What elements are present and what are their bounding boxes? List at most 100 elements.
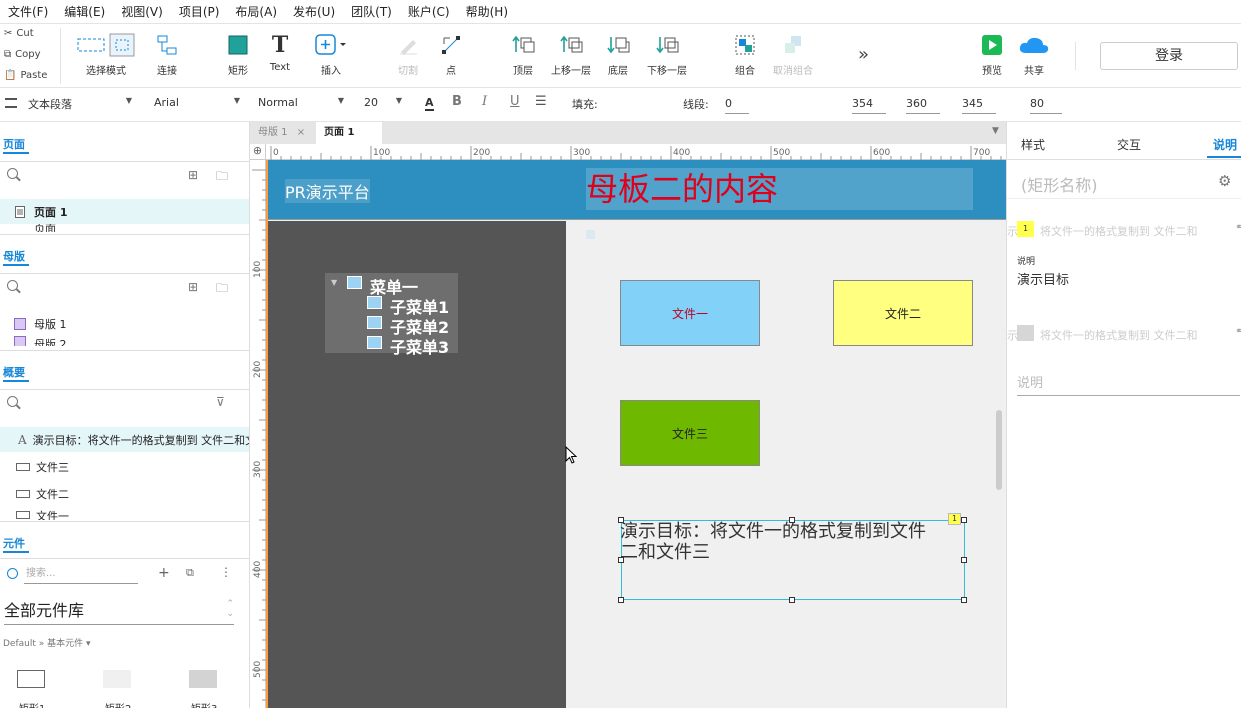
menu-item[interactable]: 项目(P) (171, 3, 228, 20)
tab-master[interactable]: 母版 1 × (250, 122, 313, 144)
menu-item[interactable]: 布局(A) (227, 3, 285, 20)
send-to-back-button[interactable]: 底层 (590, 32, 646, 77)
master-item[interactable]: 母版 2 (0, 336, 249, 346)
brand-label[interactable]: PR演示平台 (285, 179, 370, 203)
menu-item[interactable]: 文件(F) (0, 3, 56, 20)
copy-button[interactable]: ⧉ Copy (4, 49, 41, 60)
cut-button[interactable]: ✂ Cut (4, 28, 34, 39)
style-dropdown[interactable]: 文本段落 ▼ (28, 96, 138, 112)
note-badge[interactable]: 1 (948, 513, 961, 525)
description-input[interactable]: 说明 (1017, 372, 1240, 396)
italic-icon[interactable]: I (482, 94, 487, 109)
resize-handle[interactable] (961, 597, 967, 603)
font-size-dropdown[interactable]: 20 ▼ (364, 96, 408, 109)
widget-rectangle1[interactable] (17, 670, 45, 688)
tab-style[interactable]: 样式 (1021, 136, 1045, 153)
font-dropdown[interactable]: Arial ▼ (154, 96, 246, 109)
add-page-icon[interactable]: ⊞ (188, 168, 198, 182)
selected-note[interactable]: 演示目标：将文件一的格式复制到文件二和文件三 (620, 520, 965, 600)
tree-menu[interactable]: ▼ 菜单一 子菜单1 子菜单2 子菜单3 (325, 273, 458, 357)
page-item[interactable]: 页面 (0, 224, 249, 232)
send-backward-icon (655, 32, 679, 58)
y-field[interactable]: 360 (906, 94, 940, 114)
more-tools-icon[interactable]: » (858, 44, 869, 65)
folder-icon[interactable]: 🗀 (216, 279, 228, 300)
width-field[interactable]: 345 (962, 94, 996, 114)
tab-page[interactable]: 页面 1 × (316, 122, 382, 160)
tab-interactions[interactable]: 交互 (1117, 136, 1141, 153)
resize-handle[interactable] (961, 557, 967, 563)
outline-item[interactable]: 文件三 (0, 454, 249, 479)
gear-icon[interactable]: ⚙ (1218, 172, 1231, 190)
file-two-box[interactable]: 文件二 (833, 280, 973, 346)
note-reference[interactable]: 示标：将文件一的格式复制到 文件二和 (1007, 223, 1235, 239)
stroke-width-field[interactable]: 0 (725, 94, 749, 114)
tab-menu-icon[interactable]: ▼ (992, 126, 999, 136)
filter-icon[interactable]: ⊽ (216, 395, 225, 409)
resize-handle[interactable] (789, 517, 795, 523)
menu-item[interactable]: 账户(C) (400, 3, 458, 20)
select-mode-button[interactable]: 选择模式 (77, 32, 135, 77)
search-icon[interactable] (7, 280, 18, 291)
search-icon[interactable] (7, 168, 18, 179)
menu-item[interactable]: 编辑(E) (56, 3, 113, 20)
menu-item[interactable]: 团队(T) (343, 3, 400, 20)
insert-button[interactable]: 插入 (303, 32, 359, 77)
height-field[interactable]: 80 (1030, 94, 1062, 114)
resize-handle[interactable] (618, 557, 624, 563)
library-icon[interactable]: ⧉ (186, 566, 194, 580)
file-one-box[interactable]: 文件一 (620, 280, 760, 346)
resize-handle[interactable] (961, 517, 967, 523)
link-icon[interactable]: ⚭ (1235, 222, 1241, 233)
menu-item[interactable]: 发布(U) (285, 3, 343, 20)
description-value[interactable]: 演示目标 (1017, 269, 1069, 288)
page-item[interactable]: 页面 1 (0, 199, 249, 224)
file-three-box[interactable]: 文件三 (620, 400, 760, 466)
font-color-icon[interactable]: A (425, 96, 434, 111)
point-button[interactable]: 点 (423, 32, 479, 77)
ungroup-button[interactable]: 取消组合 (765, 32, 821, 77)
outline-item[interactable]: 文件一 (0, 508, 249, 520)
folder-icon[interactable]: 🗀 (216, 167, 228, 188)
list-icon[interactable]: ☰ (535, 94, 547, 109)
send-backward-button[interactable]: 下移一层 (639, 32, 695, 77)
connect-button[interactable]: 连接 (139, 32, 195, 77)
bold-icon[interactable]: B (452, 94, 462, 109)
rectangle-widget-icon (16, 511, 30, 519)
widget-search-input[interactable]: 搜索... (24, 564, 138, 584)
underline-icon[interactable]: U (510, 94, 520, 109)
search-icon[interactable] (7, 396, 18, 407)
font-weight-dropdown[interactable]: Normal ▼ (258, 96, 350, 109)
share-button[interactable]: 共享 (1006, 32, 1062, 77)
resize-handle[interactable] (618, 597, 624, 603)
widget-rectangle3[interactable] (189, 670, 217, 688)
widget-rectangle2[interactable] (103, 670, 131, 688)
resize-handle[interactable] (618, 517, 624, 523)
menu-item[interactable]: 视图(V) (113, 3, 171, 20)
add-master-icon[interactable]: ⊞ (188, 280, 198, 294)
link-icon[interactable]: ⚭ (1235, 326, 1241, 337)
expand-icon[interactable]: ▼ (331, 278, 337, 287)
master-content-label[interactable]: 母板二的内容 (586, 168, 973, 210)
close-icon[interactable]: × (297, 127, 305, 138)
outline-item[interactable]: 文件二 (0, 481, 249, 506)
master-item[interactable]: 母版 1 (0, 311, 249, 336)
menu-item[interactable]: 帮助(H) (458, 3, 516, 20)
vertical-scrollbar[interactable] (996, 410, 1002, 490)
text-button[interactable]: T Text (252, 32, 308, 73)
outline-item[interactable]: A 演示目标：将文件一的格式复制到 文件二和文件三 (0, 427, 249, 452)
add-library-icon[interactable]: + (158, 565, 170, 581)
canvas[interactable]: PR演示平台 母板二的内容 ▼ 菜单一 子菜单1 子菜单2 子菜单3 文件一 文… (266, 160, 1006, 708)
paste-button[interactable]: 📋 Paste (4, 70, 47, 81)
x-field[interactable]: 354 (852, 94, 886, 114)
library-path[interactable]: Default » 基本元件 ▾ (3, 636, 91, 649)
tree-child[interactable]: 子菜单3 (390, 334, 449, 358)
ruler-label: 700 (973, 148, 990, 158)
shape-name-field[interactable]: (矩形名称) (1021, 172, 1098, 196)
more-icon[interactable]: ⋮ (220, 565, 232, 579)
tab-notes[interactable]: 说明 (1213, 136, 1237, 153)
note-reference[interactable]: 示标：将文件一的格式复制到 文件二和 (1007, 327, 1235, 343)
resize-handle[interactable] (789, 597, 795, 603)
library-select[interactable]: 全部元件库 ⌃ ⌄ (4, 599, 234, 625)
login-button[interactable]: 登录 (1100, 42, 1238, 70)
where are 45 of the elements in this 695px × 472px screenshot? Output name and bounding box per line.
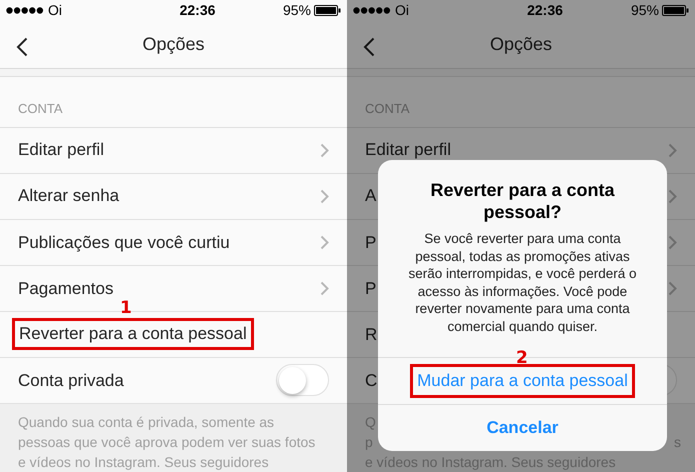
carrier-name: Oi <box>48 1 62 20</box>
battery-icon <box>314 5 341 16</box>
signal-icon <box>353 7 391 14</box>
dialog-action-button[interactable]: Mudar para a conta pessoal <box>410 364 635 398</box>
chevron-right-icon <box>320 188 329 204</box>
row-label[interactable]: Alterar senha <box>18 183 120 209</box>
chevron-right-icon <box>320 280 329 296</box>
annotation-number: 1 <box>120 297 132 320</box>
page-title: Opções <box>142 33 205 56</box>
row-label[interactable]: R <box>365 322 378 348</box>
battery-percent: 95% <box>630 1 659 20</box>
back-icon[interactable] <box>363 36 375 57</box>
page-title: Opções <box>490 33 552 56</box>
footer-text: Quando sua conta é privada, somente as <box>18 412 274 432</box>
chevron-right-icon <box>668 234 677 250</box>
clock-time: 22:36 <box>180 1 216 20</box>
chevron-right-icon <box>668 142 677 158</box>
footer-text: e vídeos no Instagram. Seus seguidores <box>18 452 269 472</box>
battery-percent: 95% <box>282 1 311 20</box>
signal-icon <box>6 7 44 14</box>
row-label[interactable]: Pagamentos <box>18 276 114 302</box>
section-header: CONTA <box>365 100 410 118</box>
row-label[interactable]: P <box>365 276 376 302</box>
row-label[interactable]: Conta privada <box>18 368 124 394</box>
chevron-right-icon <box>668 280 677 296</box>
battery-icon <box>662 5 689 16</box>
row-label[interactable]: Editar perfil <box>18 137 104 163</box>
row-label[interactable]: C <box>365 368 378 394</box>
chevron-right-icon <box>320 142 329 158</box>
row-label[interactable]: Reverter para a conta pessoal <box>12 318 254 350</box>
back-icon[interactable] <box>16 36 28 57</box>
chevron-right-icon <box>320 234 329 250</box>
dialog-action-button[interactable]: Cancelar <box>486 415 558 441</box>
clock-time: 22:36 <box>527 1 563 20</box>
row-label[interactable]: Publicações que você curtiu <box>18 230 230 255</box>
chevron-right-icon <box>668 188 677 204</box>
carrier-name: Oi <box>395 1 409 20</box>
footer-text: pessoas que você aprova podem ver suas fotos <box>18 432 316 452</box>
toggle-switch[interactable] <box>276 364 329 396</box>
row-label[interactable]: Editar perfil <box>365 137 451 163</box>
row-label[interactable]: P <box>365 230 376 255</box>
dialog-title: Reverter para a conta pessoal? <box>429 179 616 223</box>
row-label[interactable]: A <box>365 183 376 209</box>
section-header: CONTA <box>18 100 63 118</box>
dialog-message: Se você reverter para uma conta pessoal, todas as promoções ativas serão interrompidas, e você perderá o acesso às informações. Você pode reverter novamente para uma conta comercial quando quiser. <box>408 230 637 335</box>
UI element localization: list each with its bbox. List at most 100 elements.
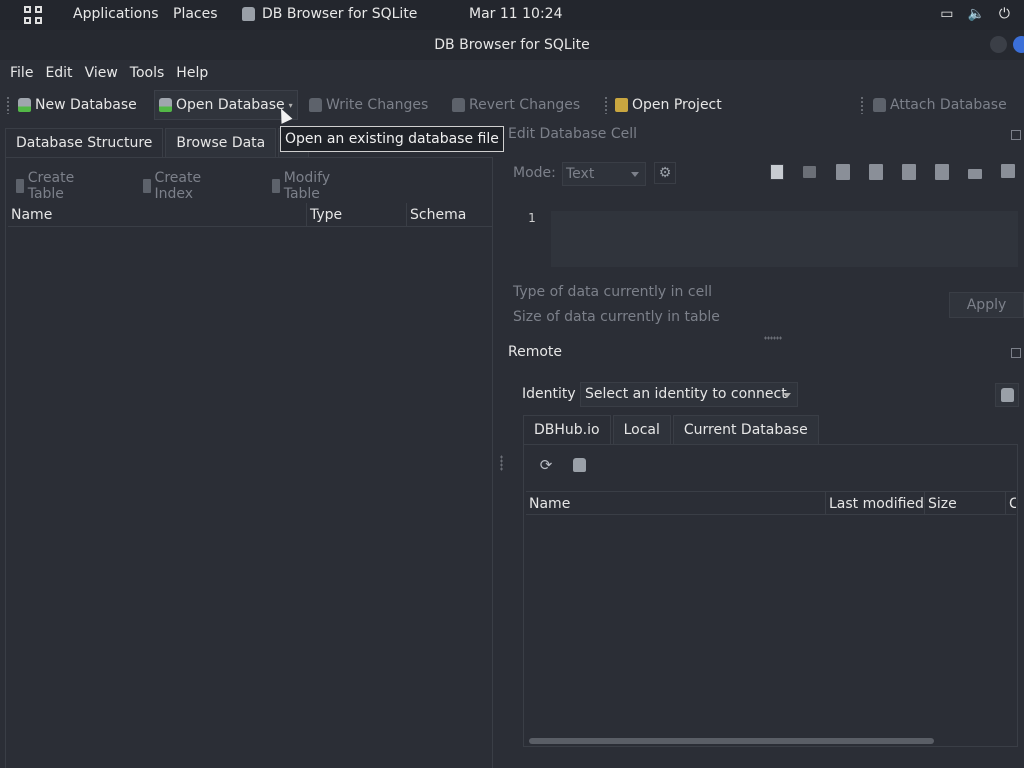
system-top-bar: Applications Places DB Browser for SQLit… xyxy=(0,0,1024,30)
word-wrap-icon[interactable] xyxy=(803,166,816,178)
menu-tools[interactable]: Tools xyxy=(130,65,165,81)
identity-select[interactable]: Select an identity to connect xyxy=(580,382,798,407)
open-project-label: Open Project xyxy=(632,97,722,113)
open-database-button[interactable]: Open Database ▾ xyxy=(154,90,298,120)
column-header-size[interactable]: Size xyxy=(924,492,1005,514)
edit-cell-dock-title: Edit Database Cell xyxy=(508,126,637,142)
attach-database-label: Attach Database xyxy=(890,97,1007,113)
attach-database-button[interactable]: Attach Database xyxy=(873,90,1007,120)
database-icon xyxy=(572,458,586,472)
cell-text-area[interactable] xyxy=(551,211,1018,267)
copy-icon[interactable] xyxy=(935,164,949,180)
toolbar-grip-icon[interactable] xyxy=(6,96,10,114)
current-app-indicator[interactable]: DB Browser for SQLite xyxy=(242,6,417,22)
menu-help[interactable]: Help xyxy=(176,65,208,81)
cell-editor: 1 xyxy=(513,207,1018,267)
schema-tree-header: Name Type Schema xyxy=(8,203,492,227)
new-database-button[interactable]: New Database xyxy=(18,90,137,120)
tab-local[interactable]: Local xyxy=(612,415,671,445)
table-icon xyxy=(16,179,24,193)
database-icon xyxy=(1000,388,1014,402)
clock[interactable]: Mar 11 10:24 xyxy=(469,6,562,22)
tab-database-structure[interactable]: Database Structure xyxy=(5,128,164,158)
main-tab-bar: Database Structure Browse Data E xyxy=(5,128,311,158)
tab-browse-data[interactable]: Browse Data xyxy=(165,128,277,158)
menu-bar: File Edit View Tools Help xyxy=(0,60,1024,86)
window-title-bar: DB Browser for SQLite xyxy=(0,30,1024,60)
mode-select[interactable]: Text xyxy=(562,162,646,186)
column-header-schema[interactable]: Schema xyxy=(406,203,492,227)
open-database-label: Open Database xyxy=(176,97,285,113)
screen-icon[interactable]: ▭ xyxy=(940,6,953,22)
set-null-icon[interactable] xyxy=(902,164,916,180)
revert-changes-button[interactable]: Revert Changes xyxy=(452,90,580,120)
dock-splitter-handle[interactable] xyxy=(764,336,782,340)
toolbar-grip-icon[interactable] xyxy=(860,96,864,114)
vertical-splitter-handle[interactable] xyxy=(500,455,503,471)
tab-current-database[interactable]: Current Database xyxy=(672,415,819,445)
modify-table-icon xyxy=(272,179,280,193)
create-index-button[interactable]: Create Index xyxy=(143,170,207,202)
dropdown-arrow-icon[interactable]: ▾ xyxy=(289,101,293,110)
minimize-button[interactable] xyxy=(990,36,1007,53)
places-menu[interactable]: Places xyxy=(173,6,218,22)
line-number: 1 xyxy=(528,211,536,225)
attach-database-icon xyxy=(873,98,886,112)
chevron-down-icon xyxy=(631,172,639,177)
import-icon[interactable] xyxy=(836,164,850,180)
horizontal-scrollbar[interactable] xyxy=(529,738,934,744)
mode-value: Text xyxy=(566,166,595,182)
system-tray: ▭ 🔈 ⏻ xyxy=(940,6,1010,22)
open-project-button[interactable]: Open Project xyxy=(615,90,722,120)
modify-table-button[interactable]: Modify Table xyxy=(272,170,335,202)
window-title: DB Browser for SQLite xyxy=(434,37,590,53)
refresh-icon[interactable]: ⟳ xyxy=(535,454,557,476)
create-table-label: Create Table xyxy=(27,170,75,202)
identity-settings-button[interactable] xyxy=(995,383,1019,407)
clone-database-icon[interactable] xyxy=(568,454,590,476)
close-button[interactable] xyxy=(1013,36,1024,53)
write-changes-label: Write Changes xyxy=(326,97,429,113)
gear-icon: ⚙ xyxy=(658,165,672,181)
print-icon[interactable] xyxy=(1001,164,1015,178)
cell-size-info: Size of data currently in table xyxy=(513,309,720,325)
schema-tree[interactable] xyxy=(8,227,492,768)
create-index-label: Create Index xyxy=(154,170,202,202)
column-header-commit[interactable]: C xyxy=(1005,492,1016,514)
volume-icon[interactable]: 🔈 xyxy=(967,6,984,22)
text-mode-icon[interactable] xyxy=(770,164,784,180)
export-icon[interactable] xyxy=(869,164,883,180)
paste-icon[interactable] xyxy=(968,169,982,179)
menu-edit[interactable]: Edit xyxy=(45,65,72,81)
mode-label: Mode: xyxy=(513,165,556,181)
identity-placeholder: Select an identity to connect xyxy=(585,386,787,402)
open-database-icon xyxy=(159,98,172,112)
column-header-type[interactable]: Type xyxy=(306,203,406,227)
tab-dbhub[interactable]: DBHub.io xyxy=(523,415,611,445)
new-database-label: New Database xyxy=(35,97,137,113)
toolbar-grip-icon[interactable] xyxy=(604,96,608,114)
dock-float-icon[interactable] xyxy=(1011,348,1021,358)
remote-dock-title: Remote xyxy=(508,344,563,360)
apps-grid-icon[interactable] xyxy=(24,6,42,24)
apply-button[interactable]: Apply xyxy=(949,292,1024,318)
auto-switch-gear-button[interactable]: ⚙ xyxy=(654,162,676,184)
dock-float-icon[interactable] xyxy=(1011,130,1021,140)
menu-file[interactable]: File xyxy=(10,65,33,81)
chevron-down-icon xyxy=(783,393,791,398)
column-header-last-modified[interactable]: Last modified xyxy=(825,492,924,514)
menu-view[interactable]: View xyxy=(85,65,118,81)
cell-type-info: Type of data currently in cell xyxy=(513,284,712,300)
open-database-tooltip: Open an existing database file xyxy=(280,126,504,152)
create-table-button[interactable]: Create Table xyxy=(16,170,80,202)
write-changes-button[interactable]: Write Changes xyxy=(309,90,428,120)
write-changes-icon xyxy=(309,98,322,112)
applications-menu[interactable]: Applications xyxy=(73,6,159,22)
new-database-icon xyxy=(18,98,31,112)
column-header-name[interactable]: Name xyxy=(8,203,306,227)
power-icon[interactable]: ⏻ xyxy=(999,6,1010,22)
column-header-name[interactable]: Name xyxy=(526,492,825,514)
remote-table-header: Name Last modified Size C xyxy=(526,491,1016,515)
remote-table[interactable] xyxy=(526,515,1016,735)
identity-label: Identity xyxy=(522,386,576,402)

----------

■ **Görev**: Yukarıdaki verilerde "system-top-bar: Applications Places" ifadesini içeren satırdan "cell-editor: 1 xyxy=(513,207,1018,267)" ifadesini içeren satıra kadar uzanan bölümü, iki uçtaki satırlar da dahil olmak üzere, lütfen hiçbir değişiklik yapmadan aynen yeniden yazın.

■ **Görevin Yanıtı**:
system-top-bar: Applications Places DB Browser for SQLit… xyxy=(0,0,1024,30)
word-wrap-icon[interactable] xyxy=(803,166,816,178)
menu-tools[interactable]: Tools xyxy=(130,65,165,81)
identity-select[interactable]: Select an identity to connect xyxy=(580,382,798,407)
open-project-label: Open Project xyxy=(632,97,722,113)
open-database-button[interactable]: Open Database ▾ xyxy=(154,90,298,120)
column-header-size[interactable]: Size xyxy=(924,492,1005,514)
edit-cell-dock-title: Edit Database Cell xyxy=(508,126,637,142)
attach-database-label: Attach Database xyxy=(890,97,1007,113)
attach-database-button[interactable]: Attach Database xyxy=(873,90,1007,120)
database-icon xyxy=(572,458,586,472)
cell-text-area[interactable] xyxy=(551,211,1018,267)
copy-icon[interactable] xyxy=(935,164,949,180)
toolbar-grip-icon[interactable] xyxy=(6,96,10,114)
current-app-indicator[interactable]: DB Browser for SQLite xyxy=(242,6,417,22)
menu-help[interactable]: Help xyxy=(176,65,208,81)
cell-editor: 1 xyxy=(513,207,1018,267)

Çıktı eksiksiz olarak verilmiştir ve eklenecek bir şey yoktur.